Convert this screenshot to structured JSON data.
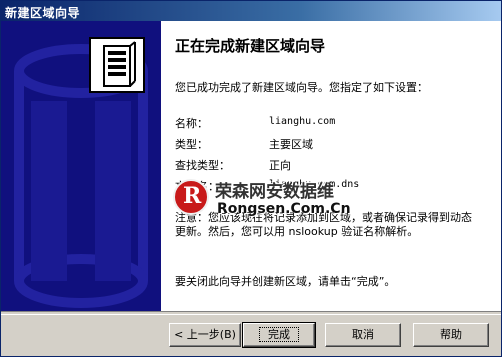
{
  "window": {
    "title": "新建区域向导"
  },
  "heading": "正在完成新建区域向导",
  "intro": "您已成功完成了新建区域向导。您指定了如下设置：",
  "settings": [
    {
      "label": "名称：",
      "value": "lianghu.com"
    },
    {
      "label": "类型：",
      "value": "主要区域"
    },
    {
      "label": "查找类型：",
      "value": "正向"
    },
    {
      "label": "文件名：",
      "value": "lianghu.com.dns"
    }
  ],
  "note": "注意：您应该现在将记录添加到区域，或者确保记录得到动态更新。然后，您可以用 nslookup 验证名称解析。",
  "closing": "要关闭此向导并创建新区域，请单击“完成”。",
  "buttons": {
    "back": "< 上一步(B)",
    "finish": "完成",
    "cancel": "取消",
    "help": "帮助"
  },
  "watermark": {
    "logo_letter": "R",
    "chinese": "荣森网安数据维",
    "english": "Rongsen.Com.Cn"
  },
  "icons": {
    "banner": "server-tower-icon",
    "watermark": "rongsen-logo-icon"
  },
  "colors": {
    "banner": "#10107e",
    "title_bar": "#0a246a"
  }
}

________________________________________

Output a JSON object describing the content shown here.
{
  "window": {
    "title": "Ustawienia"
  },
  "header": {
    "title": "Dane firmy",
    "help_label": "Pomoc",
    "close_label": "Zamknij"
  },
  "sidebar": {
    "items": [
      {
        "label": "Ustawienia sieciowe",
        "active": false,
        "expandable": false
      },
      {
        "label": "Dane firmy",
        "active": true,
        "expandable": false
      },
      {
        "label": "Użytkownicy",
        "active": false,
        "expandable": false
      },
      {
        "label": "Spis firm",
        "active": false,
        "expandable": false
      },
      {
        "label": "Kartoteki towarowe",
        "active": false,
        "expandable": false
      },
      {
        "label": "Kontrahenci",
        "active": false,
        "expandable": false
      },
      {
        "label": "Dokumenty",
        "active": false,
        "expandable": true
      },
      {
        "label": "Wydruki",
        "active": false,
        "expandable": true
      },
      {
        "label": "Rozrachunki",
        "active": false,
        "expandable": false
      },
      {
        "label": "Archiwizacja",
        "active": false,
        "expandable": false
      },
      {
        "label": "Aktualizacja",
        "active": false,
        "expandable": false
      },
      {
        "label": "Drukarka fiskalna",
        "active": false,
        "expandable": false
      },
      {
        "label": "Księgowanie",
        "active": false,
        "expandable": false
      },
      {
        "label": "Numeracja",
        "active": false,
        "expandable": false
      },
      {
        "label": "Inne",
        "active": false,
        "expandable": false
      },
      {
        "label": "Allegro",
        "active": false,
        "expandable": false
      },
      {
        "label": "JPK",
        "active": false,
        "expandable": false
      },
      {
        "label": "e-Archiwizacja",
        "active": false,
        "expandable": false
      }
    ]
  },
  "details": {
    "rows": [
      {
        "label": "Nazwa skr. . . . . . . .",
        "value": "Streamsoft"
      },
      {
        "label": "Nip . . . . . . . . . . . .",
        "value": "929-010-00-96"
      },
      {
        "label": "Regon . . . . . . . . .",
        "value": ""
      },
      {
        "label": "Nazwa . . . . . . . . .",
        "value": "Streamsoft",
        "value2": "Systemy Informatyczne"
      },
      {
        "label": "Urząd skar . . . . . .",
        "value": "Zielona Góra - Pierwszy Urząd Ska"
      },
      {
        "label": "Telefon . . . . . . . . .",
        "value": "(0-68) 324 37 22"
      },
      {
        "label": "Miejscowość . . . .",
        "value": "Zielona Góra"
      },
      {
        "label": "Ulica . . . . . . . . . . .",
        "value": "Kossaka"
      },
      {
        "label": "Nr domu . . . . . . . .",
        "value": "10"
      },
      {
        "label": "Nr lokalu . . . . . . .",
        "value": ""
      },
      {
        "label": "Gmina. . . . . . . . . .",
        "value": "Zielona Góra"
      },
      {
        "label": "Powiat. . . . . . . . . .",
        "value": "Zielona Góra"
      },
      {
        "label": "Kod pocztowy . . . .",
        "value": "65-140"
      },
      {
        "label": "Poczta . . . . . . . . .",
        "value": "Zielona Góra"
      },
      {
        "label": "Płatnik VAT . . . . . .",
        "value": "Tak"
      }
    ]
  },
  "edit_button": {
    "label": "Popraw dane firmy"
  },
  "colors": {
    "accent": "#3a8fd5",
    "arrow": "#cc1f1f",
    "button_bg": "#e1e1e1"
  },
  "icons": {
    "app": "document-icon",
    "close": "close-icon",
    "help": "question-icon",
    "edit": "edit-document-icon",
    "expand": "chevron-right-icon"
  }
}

________________________________________

**What the exercise asks:** Search the entries for the word "banner" and copy every line that has it.

**Written answer:**
    "banner": "server-tower-icon",
    "banner": "#10107e",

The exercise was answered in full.